◆ Request: Restate the data below word for word. Skip any images it contains.

** begin **

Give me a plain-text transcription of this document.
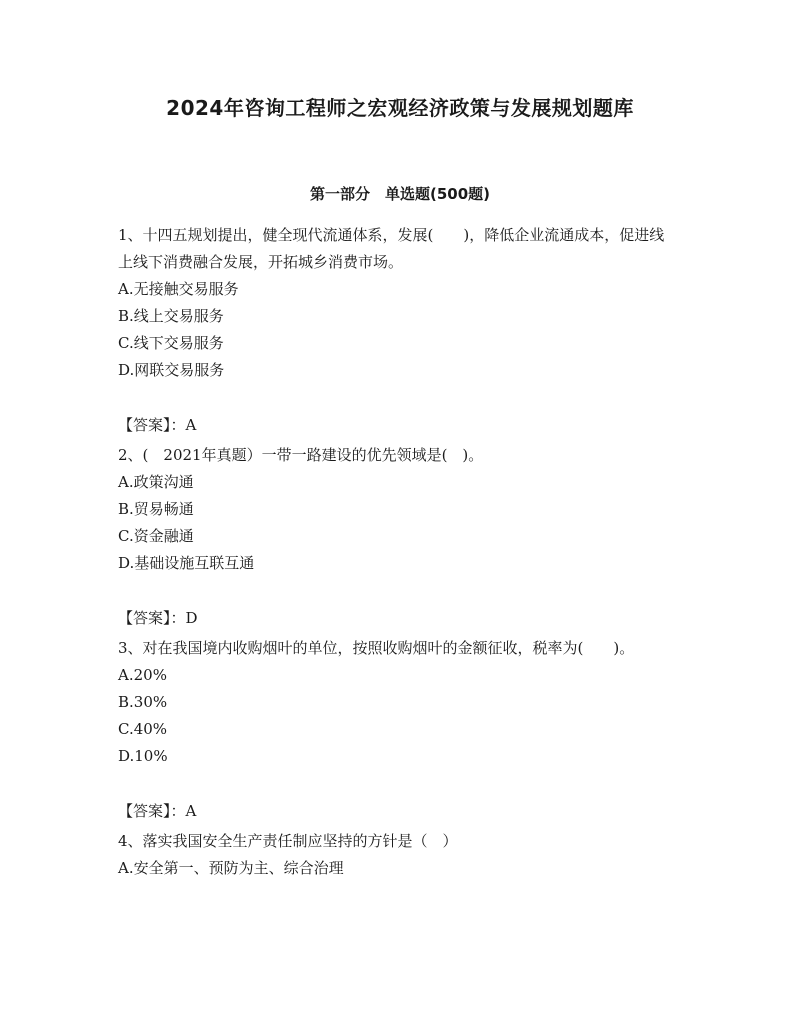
2024年咨询工程师之宏观经济政策与发展规划题库
第一部分　单选题(500题)

1、十四五规划提出，健全现代流通体系，发展(　　)，降低企业流通成本，促进线上线下消费融合发展，开拓城乡消费市场。

A.无接触交易服务
B.线上交易服务
C.线下交易服务
D.网联交易服务
【答案】：A

2、(　2021年真题）一带一路建设的优先领域是(　)。

A.政策沟通
B.贸易畅通
C.资金融通
D.基础设施互联互通
【答案】：D

3、对在我国境内收购烟叶的单位，按照收购烟叶的金额征收，税率为(　　)。

A.20%
B.30%
C.40%
D.10%
【答案】：A

4、落实我国安全生产责任制应坚持的方针是（　）

A.安全第一、预防为主、综合治理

** end **

◆ Full output:
Give me a plain-text transcription of this document.
2024年咨询工程师之宏观经济政策与发展规划题库
第一部分　单选题(500题)

1、十四五规划提出，健全现代流通体系，发展(　　)，降低企业流通成本，促进线上线下消费融合发展，开拓城乡消费市场。

A.无接触交易服务
B.线上交易服务
C.线下交易服务
D.网联交易服务
【答案】：A

2、(　2021年真题）一带一路建设的优先领域是(　)。

A.政策沟通
B.贸易畅通
C.资金融通
D.基础设施互联互通
【答案】：D

3、对在我国境内收购烟叶的单位，按照收购烟叶的金额征收，税率为(　　)。

A.20%
B.30%
C.40%
D.10%
【答案】：A

4、落实我国安全生产责任制应坚持的方针是（　）

A.安全第一、预防为主、综合治理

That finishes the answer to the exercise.